To do: Every record below should be printed exactly as it appears.

Provided records:
=====
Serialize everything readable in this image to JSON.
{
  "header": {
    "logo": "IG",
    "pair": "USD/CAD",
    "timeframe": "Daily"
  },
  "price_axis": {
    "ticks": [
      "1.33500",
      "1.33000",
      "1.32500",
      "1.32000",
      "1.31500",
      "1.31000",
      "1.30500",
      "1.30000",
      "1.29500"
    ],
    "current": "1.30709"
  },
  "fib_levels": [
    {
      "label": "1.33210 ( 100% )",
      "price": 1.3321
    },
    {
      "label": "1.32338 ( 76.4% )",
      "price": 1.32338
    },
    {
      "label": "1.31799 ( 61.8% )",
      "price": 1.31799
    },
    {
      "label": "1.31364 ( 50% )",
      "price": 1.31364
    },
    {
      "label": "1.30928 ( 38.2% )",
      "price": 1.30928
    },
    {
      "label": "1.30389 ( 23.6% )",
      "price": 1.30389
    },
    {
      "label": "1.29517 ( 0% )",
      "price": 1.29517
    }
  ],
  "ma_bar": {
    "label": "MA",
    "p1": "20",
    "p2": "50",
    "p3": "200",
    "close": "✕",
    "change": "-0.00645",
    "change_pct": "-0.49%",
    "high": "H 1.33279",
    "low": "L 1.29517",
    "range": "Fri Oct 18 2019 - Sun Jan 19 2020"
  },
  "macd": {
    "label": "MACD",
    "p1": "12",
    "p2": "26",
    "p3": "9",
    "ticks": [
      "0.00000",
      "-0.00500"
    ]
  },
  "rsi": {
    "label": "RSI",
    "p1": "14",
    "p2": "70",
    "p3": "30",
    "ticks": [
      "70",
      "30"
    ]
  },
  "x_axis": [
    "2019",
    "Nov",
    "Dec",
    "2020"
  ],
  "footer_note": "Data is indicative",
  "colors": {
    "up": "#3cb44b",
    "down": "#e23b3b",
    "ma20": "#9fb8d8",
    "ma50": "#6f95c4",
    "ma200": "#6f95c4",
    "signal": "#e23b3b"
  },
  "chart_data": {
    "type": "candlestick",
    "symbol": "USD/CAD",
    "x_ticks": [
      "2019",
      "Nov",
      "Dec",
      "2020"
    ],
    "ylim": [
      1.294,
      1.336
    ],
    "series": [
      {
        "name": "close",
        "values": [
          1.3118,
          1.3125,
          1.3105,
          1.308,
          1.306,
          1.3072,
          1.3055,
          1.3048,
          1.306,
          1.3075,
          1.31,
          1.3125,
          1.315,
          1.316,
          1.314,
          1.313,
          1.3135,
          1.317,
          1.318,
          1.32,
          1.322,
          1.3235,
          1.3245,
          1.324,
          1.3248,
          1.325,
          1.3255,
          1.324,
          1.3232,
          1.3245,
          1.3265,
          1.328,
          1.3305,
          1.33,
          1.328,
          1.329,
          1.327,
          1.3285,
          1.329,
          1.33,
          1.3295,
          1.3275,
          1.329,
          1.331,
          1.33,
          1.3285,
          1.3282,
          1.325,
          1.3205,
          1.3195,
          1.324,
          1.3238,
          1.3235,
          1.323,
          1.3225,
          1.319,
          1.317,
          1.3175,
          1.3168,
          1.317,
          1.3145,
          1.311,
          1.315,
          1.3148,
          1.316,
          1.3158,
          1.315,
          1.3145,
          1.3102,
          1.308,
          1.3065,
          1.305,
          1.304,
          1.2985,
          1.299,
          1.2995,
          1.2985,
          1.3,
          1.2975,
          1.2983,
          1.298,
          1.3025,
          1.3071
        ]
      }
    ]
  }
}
=====
Answer to the problem:
Serialize everything readable in this image to JSON.
{
  "header": {
    "logo": "IG",
    "pair": "USD/CAD",
    "timeframe": "Daily"
  },
  "price_axis": {
    "ticks": [
      "1.33500",
      "1.33000",
      "1.32500",
      "1.32000",
      "1.31500",
      "1.31000",
      "1.30500",
      "1.30000",
      "1.29500"
    ],
    "current": "1.30709"
  },
  "fib_levels": [
    {
      "label": "1.33210 ( 100% )",
      "price": 1.3321
    },
    {
      "label": "1.32338 ( 76.4% )",
      "price": 1.32338
    },
    {
      "label": "1.31799 ( 61.8% )",
      "price": 1.31799
    },
    {
      "label": "1.31364 ( 50% )",
      "price": 1.31364
    },
    {
      "label": "1.30928 ( 38.2% )",
      "price": 1.30928
    },
    {
      "label": "1.30389 ( 23.6% )",
      "price": 1.30389
    },
    {
      "label": "1.29517 ( 0% )",
      "price": 1.29517
    }
  ],
  "ma_bar": {
    "label": "MA",
    "p1": "20",
    "p2": "50",
    "p3": "200",
    "close": "✕",
    "change": "-0.00645",
    "change_pct": "-0.49%",
    "high": "H 1.33279",
    "low": "L 1.29517",
    "range": "Fri Oct 18 2019 - Sun Jan 19 2020"
  },
  "macd": {
    "label": "MACD",
    "p1": "12",
    "p2": "26",
    "p3": "9",
    "ticks": [
      "0.00000",
      "-0.00500"
    ]
  },
  "rsi": {
    "label": "RSI",
    "p1": "14",
    "p2": "70",
    "p3": "30",
    "ticks": [
      "70",
      "30"
    ]
  },
  "x_axis": [
    "2019",
    "Nov",
    "Dec",
    "2020"
  ],
  "footer_note": "Data is indicative",
  "colors": {
    "up": "#3cb44b",
    "down": "#e23b3b",
    "ma20": "#9fb8d8",
    "ma50": "#6f95c4",
    "ma200": "#6f95c4",
    "signal": "#e23b3b"
  },
  "chart_data": {
    "type": "candlestick",
    "symbol": "USD/CAD",
    "x_ticks": [
      "2019",
      "Nov",
      "Dec",
      "2020"
    ],
    "ylim": [
      1.294,
      1.336
    ],
    "series": [
      {
        "name": "close",
        "values": [
          1.3118,
          1.3125,
          1.3105,
          1.308,
          1.306,
          1.3072,
          1.3055,
          1.3048,
          1.306,
          1.3075,
          1.31,
          1.3125,
          1.315,
          1.316,
          1.314,
          1.313,
          1.3135,
          1.317,
          1.318,
          1.32,
          1.322,
          1.3235,
          1.3245,
          1.324,
          1.3248,
          1.325,
          1.3255,
          1.324,
          1.3232,
          1.3245,
          1.3265,
          1.328,
          1.3305,
          1.33,
          1.328,
          1.329,
          1.327,
          1.3285,
          1.329,
          1.33,
          1.3295,
          1.3275,
          1.329,
          1.331,
          1.33,
          1.3285,
          1.3282,
          1.325,
          1.3205,
          1.3195,
          1.324,
          1.3238,
          1.3235,
          1.323,
          1.3225,
          1.319,
          1.317,
          1.3175,
          1.3168,
          1.317,
          1.3145,
          1.311,
          1.315,
          1.3148,
          1.316,
          1.3158,
          1.315,
          1.3145,
          1.3102,
          1.308,
          1.3065,
          1.305,
          1.304,
          1.2985,
          1.299,
          1.2995,
          1.2985,
          1.3,
          1.2975,
          1.2983,
          1.298,
          1.3025,
          1.3071
        ]
      }
    ]
  }
}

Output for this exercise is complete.